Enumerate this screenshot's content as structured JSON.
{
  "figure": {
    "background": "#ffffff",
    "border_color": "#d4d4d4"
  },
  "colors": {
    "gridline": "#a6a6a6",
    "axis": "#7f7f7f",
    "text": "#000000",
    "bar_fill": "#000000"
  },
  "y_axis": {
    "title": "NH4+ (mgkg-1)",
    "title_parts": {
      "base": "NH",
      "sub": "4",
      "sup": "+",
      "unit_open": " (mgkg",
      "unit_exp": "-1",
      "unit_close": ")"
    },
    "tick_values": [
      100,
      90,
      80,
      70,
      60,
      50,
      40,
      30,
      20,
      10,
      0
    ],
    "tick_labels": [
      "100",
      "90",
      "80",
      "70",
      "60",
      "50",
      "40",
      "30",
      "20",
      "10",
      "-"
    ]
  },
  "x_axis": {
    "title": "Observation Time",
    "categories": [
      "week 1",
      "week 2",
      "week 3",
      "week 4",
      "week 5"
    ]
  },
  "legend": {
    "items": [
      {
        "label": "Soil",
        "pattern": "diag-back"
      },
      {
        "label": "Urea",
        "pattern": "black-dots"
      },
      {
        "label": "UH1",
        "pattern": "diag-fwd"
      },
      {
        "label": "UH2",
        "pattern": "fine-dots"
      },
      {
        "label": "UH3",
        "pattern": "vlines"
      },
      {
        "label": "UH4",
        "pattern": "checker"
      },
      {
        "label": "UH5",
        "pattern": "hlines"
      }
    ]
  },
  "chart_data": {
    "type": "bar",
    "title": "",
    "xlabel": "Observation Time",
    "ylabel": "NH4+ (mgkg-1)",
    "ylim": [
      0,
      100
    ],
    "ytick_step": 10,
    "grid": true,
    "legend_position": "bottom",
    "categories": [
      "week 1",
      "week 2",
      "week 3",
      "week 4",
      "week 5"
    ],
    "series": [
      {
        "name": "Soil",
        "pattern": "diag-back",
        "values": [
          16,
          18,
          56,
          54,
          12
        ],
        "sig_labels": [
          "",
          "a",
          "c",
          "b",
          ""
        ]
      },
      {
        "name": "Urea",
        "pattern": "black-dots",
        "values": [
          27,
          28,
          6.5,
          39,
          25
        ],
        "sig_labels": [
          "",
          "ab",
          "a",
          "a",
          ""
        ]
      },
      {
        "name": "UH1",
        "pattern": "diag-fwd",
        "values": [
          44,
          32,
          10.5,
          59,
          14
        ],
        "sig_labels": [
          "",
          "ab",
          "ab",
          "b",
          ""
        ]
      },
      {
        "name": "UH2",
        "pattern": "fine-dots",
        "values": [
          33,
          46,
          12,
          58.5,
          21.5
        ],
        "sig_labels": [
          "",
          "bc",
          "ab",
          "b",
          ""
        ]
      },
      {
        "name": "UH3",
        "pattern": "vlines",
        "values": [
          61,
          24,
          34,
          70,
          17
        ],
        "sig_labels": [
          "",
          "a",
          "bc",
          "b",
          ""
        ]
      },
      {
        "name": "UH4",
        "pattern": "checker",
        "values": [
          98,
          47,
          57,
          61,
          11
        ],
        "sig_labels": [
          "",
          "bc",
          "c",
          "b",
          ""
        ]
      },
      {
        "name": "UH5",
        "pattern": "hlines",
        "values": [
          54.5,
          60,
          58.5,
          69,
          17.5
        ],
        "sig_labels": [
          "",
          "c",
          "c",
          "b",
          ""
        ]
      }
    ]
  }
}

_GIVEN INSTRUCTION_.
Quote the material exactly, leaving nothing out.

_ANSWER TO THIS PROBLEM_.
Enumerate this screenshot's content as structured JSON.
{
  "figure": {
    "background": "#ffffff",
    "border_color": "#d4d4d4"
  },
  "colors": {
    "gridline": "#a6a6a6",
    "axis": "#7f7f7f",
    "text": "#000000",
    "bar_fill": "#000000"
  },
  "y_axis": {
    "title": "NH4+ (mgkg-1)",
    "title_parts": {
      "base": "NH",
      "sub": "4",
      "sup": "+",
      "unit_open": " (mgkg",
      "unit_exp": "-1",
      "unit_close": ")"
    },
    "tick_values": [
      100,
      90,
      80,
      70,
      60,
      50,
      40,
      30,
      20,
      10,
      0
    ],
    "tick_labels": [
      "100",
      "90",
      "80",
      "70",
      "60",
      "50",
      "40",
      "30",
      "20",
      "10",
      "-"
    ]
  },
  "x_axis": {
    "title": "Observation Time",
    "categories": [
      "week 1",
      "week 2",
      "week 3",
      "week 4",
      "week 5"
    ]
  },
  "legend": {
    "items": [
      {
        "label": "Soil",
        "pattern": "diag-back"
      },
      {
        "label": "Urea",
        "pattern": "black-dots"
      },
      {
        "label": "UH1",
        "pattern": "diag-fwd"
      },
      {
        "label": "UH2",
        "pattern": "fine-dots"
      },
      {
        "label": "UH3",
        "pattern": "vlines"
      },
      {
        "label": "UH4",
        "pattern": "checker"
      },
      {
        "label": "UH5",
        "pattern": "hlines"
      }
    ]
  },
  "chart_data": {
    "type": "bar",
    "title": "",
    "xlabel": "Observation Time",
    "ylabel": "NH4+ (mgkg-1)",
    "ylim": [
      0,
      100
    ],
    "ytick_step": 10,
    "grid": true,
    "legend_position": "bottom",
    "categories": [
      "week 1",
      "week 2",
      "week 3",
      "week 4",
      "week 5"
    ],
    "series": [
      {
        "name": "Soil",
        "pattern": "diag-back",
        "values": [
          16,
          18,
          56,
          54,
          12
        ],
        "sig_labels": [
          "",
          "a",
          "c",
          "b",
          ""
        ]
      },
      {
        "name": "Urea",
        "pattern": "black-dots",
        "values": [
          27,
          28,
          6.5,
          39,
          25
        ],
        "sig_labels": [
          "",
          "ab",
          "a",
          "a",
          ""
        ]
      },
      {
        "name": "UH1",
        "pattern": "diag-fwd",
        "values": [
          44,
          32,
          10.5,
          59,
          14
        ],
        "sig_labels": [
          "",
          "ab",
          "ab",
          "b",
          ""
        ]
      },
      {
        "name": "UH2",
        "pattern": "fine-dots",
        "values": [
          33,
          46,
          12,
          58.5,
          21.5
        ],
        "sig_labels": [
          "",
          "bc",
          "ab",
          "b",
          ""
        ]
      },
      {
        "name": "UH3",
        "pattern": "vlines",
        "values": [
          61,
          24,
          34,
          70,
          17
        ],
        "sig_labels": [
          "",
          "a",
          "bc",
          "b",
          ""
        ]
      },
      {
        "name": "UH4",
        "pattern": "checker",
        "values": [
          98,
          47,
          57,
          61,
          11
        ],
        "sig_labels": [
          "",
          "bc",
          "c",
          "b",
          ""
        ]
      },
      {
        "name": "UH5",
        "pattern": "hlines",
        "values": [
          54.5,
          60,
          58.5,
          69,
          17.5
        ],
        "sig_labels": [
          "",
          "c",
          "c",
          "b",
          ""
        ]
      }
    ]
  }
}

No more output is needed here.